PROBLEM REQUIREMENTS >> Here are some records; return them all exactly.

[Stored data entries]
************

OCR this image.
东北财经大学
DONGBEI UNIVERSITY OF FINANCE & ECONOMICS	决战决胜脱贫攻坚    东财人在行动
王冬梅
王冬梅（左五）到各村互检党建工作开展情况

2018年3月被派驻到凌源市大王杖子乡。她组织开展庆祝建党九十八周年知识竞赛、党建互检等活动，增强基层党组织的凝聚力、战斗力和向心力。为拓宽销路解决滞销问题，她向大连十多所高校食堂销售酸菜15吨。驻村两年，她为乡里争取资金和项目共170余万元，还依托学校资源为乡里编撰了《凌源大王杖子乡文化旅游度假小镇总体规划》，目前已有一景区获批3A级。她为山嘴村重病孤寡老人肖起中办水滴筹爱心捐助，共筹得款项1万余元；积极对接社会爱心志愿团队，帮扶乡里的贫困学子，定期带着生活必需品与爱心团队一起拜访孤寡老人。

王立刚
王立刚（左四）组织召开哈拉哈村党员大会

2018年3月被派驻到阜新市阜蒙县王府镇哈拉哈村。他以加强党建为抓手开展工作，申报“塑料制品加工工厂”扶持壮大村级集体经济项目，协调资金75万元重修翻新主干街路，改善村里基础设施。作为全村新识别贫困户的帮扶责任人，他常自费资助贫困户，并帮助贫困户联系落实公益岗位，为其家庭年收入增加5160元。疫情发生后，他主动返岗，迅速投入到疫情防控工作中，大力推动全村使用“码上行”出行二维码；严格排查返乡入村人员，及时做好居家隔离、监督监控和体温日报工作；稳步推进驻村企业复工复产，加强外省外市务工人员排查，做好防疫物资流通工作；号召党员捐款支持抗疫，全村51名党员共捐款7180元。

************

THE RESULT >>
OCR this image.
东北财经大学
DONGBEI UNIVERSITY OF FINANCE & ECONOMICS	决战决胜脱贫攻坚    东财人在行动
王冬梅
王冬梅（左五）到各村互检党建工作开展情况

2018年3月被派驻到凌源市大王杖子乡。她组织开展庆祝建党九十八周年知识竞赛、党建互检等活动，增强基层党组织的凝聚力、战斗力和向心力。为拓宽销路解决滞销问题，她向大连十多所高校食堂销售酸菜15吨。驻村两年，她为乡里争取资金和项目共170余万元，还依托学校资源为乡里编撰了《凌源大王杖子乡文化旅游度假小镇总体规划》，目前已有一景区获批3A级。她为山嘴村重病孤寡老人肖起中办水滴筹爱心捐助，共筹得款项1万余元；积极对接社会爱心志愿团队，帮扶乡里的贫困学子，定期带着生活必需品与爱心团队一起拜访孤寡老人。

王立刚
王立刚（左四）组织召开哈拉哈村党员大会

2018年3月被派驻到阜新市阜蒙县王府镇哈拉哈村。他以加强党建为抓手开展工作，申报“塑料制品加工工厂”扶持壮大村级集体经济项目，协调资金75万元重修翻新主干街路，改善村里基础设施。作为全村新识别贫困户的帮扶责任人，他常自费资助贫困户，并帮助贫困户联系落实公益岗位，为其家庭年收入增加5160元。疫情发生后，他主动返岗，迅速投入到疫情防控工作中，大力推动全村使用“码上行”出行二维码；严格排查返乡入村人员，及时做好居家隔离、监督监控和体温日报工作；稳步推进驻村企业复工复产，加强外省外市务工人员排查，做好防疫物资流通工作；号召党员捐款支持抗疫，全村51名党员共捐款7180元。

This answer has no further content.